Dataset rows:
-------------------------

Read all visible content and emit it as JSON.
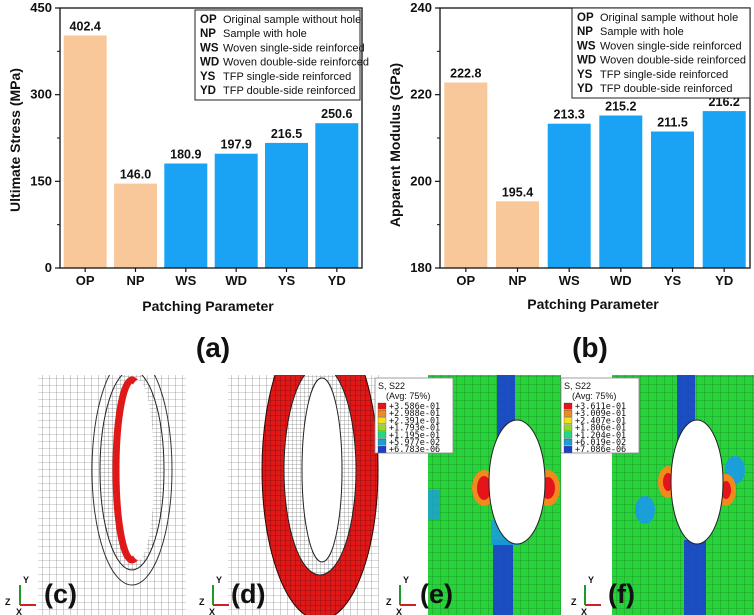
{
  "colors": {
    "peach": "#f8c79a",
    "blue": "#1aa3f5"
  },
  "chart_data": [
    {
      "type": "bar",
      "panel": "(a)",
      "categories": [
        "OP",
        "NP",
        "WS",
        "WD",
        "YS",
        "YD"
      ],
      "values": [
        402.4,
        146.0,
        180.9,
        197.9,
        216.5,
        250.6
      ],
      "value_labels": [
        "402.4",
        "146.0",
        "180.9",
        "197.9",
        "216.5",
        "250.6"
      ],
      "bar_colors": [
        "peach",
        "peach",
        "blue",
        "blue",
        "blue",
        "blue"
      ],
      "ylim": [
        0,
        450
      ],
      "yticks": [
        0,
        150,
        300,
        450
      ],
      "ytick_labels": [
        "0",
        "150",
        "300",
        "450"
      ],
      "xlabel": "Patching Parameter",
      "ylabel": "Ultimate Stress (MPa)",
      "legend_location": "top-right"
    },
    {
      "type": "bar",
      "panel": "(b)",
      "categories": [
        "OP",
        "NP",
        "WS",
        "WD",
        "YS",
        "YD"
      ],
      "values": [
        222.8,
        195.4,
        213.3,
        215.2,
        211.5,
        216.2
      ],
      "value_labels": [
        "222.8",
        "195.4",
        "213.3",
        "215.2",
        "211.5",
        "216.2"
      ],
      "bar_colors": [
        "peach",
        "peach",
        "blue",
        "blue",
        "blue",
        "blue"
      ],
      "ylim": [
        180,
        240
      ],
      "yticks": [
        180,
        200,
        220,
        240
      ],
      "ytick_labels": [
        "180",
        "200",
        "220",
        "240"
      ],
      "xlabel": "Patching Parameter",
      "ylabel": "Apparent Modulus (GPa)",
      "legend_location": "top-right"
    }
  ],
  "legend": [
    {
      "code": "OP",
      "desc": "Original sample without hole"
    },
    {
      "code": "NP",
      "desc": "Sample with hole"
    },
    {
      "code": "WS",
      "desc": "Woven single-side reinforced"
    },
    {
      "code": "WD",
      "desc": "Woven double-side reinforced"
    },
    {
      "code": "YS",
      "desc": "TFP single-side reinforced"
    },
    {
      "code": "YD",
      "desc": "TFP double-side reinforced"
    }
  ],
  "images": {
    "c_label": "(c)",
    "d_label": "(d)",
    "e_label": "(e)",
    "f_label": "(f)",
    "axis_y": "Y",
    "axis_z": "Z",
    "axis_x": "X",
    "e_legend": {
      "title": "S, S22",
      "avg": "(Avg: 75%)",
      "values": [
        "+3.586e-01",
        "+2.988e-01",
        "+2.391e-01",
        "+1.793e-01",
        "+1.195e-01",
        "+5.977e-02",
        "+6.783e-06"
      ]
    },
    "f_legend": {
      "title": "S, S22",
      "avg": "(Avg: 75%)",
      "values": [
        "+3.611e-01",
        "+3.009e-01",
        "+2.407e-01",
        "+1.806e-01",
        "+1.204e-01",
        "+6.019e-02",
        "+7.086e-06"
      ]
    },
    "contour_colors": [
      "#e4141a",
      "#f08a1c",
      "#f4e014",
      "#8fdc22",
      "#22d68a",
      "#1b9fd8",
      "#1b3fcf"
    ]
  }
}
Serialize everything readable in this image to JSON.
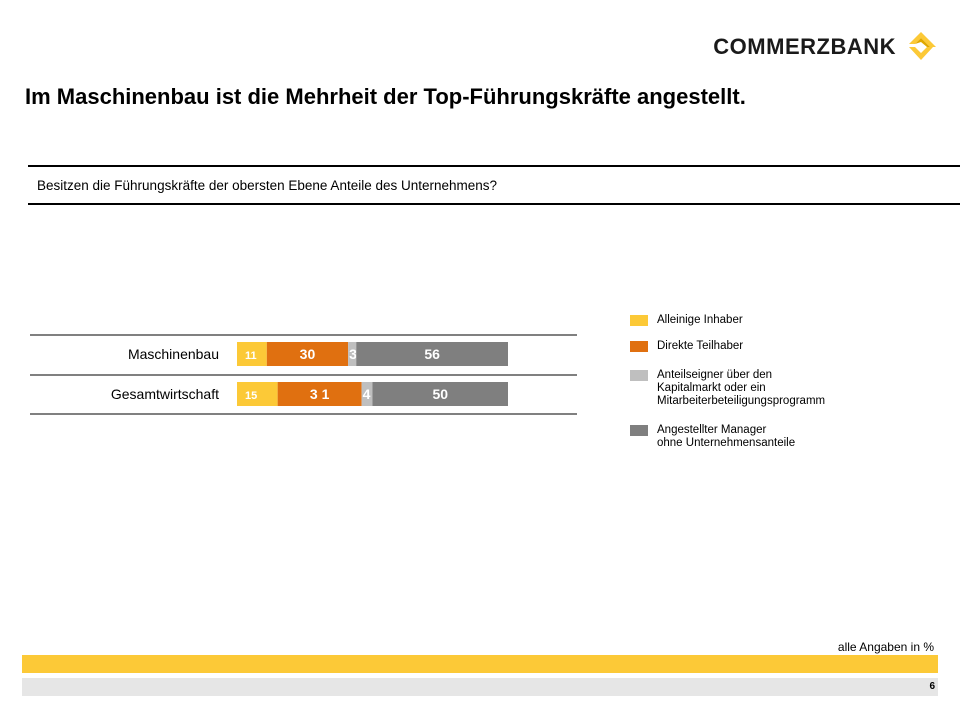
{
  "header": {
    "brand": "COMMERZBANK",
    "title": "Im Maschinenbau ist die Mehrheit der Top-Führungskräfte angestellt.",
    "question": "Besitzen die Führungskräfte der obersten Ebene Anteile des Unternehmens?"
  },
  "colors": {
    "alleinige": "#fcc937",
    "direkte": "#e07010",
    "anteilseigner": "#bfbfbf",
    "angestellter": "#7f7f7f",
    "brand_yellow": "#fcc937"
  },
  "chart_data": {
    "type": "bar",
    "orientation": "horizontal",
    "stacked": true,
    "categories": [
      "Maschinenbau",
      "Gesamtwirtschaft"
    ],
    "series": [
      {
        "name": "Alleinige Inhaber",
        "values": [
          11,
          15
        ],
        "labels": [
          "11",
          "15"
        ]
      },
      {
        "name": "Direkte Teilhaber",
        "values": [
          30,
          31
        ],
        "labels": [
          "30",
          "3 1"
        ]
      },
      {
        "name": "Anteilseigner über den Kapitalmarkt oder ein Mitarbeiterbeteiligungsprogramm",
        "values": [
          3,
          4
        ],
        "labels": [
          "3",
          "4"
        ]
      },
      {
        "name": "Angestellter Manager ohne Unternehmensanteile",
        "values": [
          56,
          50
        ],
        "labels": [
          "56",
          "50"
        ]
      }
    ],
    "xlim": [
      0,
      100
    ],
    "unit": "%",
    "legend_position": "right"
  },
  "legend": [
    "Alleinige Inhaber",
    "Direkte Teilhaber",
    "Anteilseigner über den\nKapitalmarkt oder ein\nMitarbeiterbeteiligungsprogramm",
    "Angestellter Manager\nohne Unternehmensanteile"
  ],
  "footer": {
    "note": "alle Angaben in %",
    "page": "6"
  }
}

-------------------------

TO DO: Set the pictures aside and transcribe the data above exactly.

FINISHED TASK:
Read all visible content and emit it as JSON.
{
  "colors": {
    "peach": "#f8c79a",
    "blue": "#1aa3f5"
  },
  "chart_data": [
    {
      "type": "bar",
      "panel": "(a)",
      "categories": [
        "OP",
        "NP",
        "WS",
        "WD",
        "YS",
        "YD"
      ],
      "values": [
        402.4,
        146.0,
        180.9,
        197.9,
        216.5,
        250.6
      ],
      "value_labels": [
        "402.4",
        "146.0",
        "180.9",
        "197.9",
        "216.5",
        "250.6"
      ],
      "bar_colors": [
        "peach",
        "peach",
        "blue",
        "blue",
        "blue",
        "blue"
      ],
      "ylim": [
        0,
        450
      ],
      "yticks": [
        0,
        150,
        300,
        450
      ],
      "ytick_labels": [
        "0",
        "150",
        "300",
        "450"
      ],
      "xlabel": "Patching Parameter",
      "ylabel": "Ultimate Stress (MPa)",
      "legend_location": "top-right"
    },
    {
      "type": "bar",
      "panel": "(b)",
      "categories": [
        "OP",
        "NP",
        "WS",
        "WD",
        "YS",
        "YD"
      ],
      "values": [
        222.8,
        195.4,
        213.3,
        215.2,
        211.5,
        216.2
      ],
      "value_labels": [
        "222.8",
        "195.4",
        "213.3",
        "215.2",
        "211.5",
        "216.2"
      ],
      "bar_colors": [
        "peach",
        "peach",
        "blue",
        "blue",
        "blue",
        "blue"
      ],
      "ylim": [
        180,
        240
      ],
      "yticks": [
        180,
        200,
        220,
        240
      ],
      "ytick_labels": [
        "180",
        "200",
        "220",
        "240"
      ],
      "xlabel": "Patching Parameter",
      "ylabel": "Apparent Modulus (GPa)",
      "legend_location": "top-right"
    }
  ],
  "legend": [
    {
      "code": "OP",
      "desc": "Original sample without hole"
    },
    {
      "code": "NP",
      "desc": "Sample with hole"
    },
    {
      "code": "WS",
      "desc": "Woven single-side reinforced"
    },
    {
      "code": "WD",
      "desc": "Woven double-side reinforced"
    },
    {
      "code": "YS",
      "desc": "TFP single-side reinforced"
    },
    {
      "code": "YD",
      "desc": "TFP double-side reinforced"
    }
  ],
  "images": {
    "c_label": "(c)",
    "d_label": "(d)",
    "e_label": "(e)",
    "f_label": "(f)",
    "axis_y": "Y",
    "axis_z": "Z",
    "axis_x": "X",
    "e_legend": {
      "title": "S, S22",
      "avg": "(Avg: 75%)",
      "values": [
        "+3.586e-01",
        "+2.988e-01",
        "+2.391e-01",
        "+1.793e-01",
        "+1.195e-01",
        "+5.977e-02",
        "+6.783e-06"
      ]
    },
    "f_legend": {
      "title": "S, S22",
      "avg": "(Avg: 75%)",
      "values": [
        "+3.611e-01",
        "+3.009e-01",
        "+2.407e-01",
        "+1.806e-01",
        "+1.204e-01",
        "+6.019e-02",
        "+7.086e-06"
      ]
    },
    "contour_colors": [
      "#e4141a",
      "#f08a1c",
      "#f4e014",
      "#8fdc22",
      "#22d68a",
      "#1b9fd8",
      "#1b3fcf"
    ]
  }
}
Serialize everything readable in this image to JSON.
{
  "header": {
    "brand": "COMMERZBANK",
    "title": "Im Maschinenbau ist die Mehrheit der Top-Führungskräfte angestellt.",
    "question": "Besitzen die Führungskräfte der obersten Ebene Anteile des Unternehmens?"
  },
  "colors": {
    "alleinige": "#fcc937",
    "direkte": "#e07010",
    "anteilseigner": "#bfbfbf",
    "angestellter": "#7f7f7f",
    "brand_yellow": "#fcc937"
  },
  "chart_data": {
    "type": "bar",
    "orientation": "horizontal",
    "stacked": true,
    "categories": [
      "Maschinenbau",
      "Gesamtwirtschaft"
    ],
    "series": [
      {
        "name": "Alleinige Inhaber",
        "values": [
          11,
          15
        ],
        "labels": [
          "11",
          "15"
        ]
      },
      {
        "name": "Direkte Teilhaber",
        "values": [
          30,
          31
        ],
        "labels": [
          "30",
          "3 1"
        ]
      },
      {
        "name": "Anteilseigner über den Kapitalmarkt oder ein Mitarbeiterbeteiligungsprogramm",
        "values": [
          3,
          4
        ],
        "labels": [
          "3",
          "4"
        ]
      },
      {
        "name": "Angestellter Manager ohne Unternehmensanteile",
        "values": [
          56,
          50
        ],
        "labels": [
          "56",
          "50"
        ]
      }
    ],
    "xlim": [
      0,
      100
    ],
    "unit": "%",
    "legend_position": "right"
  },
  "legend": [
    "Alleinige Inhaber",
    "Direkte Teilhaber",
    "Anteilseigner über den\nKapitalmarkt oder ein\nMitarbeiterbeteiligungsprogramm",
    "Angestellter Manager\nohne Unternehmensanteile"
  ],
  "footer": {
    "note": "alle Angaben in %",
    "page": "6"
  }
}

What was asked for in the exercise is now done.